- [What you need to do] The complete listing should be restated exactly.

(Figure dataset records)
━━━━
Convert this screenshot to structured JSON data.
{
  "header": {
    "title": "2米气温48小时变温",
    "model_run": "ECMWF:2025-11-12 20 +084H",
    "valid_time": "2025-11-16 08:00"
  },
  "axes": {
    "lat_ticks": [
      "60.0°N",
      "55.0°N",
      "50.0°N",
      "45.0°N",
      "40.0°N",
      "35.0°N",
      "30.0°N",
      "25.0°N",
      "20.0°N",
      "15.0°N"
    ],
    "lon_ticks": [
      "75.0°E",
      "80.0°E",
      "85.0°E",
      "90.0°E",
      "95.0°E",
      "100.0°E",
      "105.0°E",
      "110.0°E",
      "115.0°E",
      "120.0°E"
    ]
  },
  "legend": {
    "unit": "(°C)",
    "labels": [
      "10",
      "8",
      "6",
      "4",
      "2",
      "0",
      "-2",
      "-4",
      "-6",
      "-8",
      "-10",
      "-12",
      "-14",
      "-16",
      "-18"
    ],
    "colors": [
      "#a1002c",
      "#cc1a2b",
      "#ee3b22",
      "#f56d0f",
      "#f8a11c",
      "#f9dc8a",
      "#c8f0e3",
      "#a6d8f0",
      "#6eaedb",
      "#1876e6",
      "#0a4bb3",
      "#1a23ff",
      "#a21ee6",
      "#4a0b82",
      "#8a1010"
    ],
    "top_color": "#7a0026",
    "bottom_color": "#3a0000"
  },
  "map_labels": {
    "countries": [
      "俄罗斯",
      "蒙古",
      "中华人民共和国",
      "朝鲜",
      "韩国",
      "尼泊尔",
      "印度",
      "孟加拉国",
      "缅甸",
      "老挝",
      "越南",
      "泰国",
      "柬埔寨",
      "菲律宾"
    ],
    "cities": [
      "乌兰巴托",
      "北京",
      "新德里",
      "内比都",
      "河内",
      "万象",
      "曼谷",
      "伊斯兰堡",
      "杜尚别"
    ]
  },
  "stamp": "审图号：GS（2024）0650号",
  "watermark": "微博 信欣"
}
━━━━
- [Finished exercise]
Convert this screenshot to structured JSON data.
{
  "header": {
    "title": "2米气温48小时变温",
    "model_run": "ECMWF:2025-11-12 20 +084H",
    "valid_time": "2025-11-16 08:00"
  },
  "axes": {
    "lat_ticks": [
      "60.0°N",
      "55.0°N",
      "50.0°N",
      "45.0°N",
      "40.0°N",
      "35.0°N",
      "30.0°N",
      "25.0°N",
      "20.0°N",
      "15.0°N"
    ],
    "lon_ticks": [
      "75.0°E",
      "80.0°E",
      "85.0°E",
      "90.0°E",
      "95.0°E",
      "100.0°E",
      "105.0°E",
      "110.0°E",
      "115.0°E",
      "120.0°E"
    ]
  },
  "legend": {
    "unit": "(°C)",
    "labels": [
      "10",
      "8",
      "6",
      "4",
      "2",
      "0",
      "-2",
      "-4",
      "-6",
      "-8",
      "-10",
      "-12",
      "-14",
      "-16",
      "-18"
    ],
    "colors": [
      "#a1002c",
      "#cc1a2b",
      "#ee3b22",
      "#f56d0f",
      "#f8a11c",
      "#f9dc8a",
      "#c8f0e3",
      "#a6d8f0",
      "#6eaedb",
      "#1876e6",
      "#0a4bb3",
      "#1a23ff",
      "#a21ee6",
      "#4a0b82",
      "#8a1010"
    ],
    "top_color": "#7a0026",
    "bottom_color": "#3a0000"
  },
  "map_labels": {
    "countries": [
      "俄罗斯",
      "蒙古",
      "中华人民共和国",
      "朝鲜",
      "韩国",
      "尼泊尔",
      "印度",
      "孟加拉国",
      "缅甸",
      "老挝",
      "越南",
      "泰国",
      "柬埔寨",
      "菲律宾"
    ],
    "cities": [
      "乌兰巴托",
      "北京",
      "新德里",
      "内比都",
      "河内",
      "万象",
      "曼谷",
      "伊斯兰堡",
      "杜尚别"
    ]
  },
  "stamp": "审图号：GS（2024）0650号",
  "watermark": "微博 信欣"
}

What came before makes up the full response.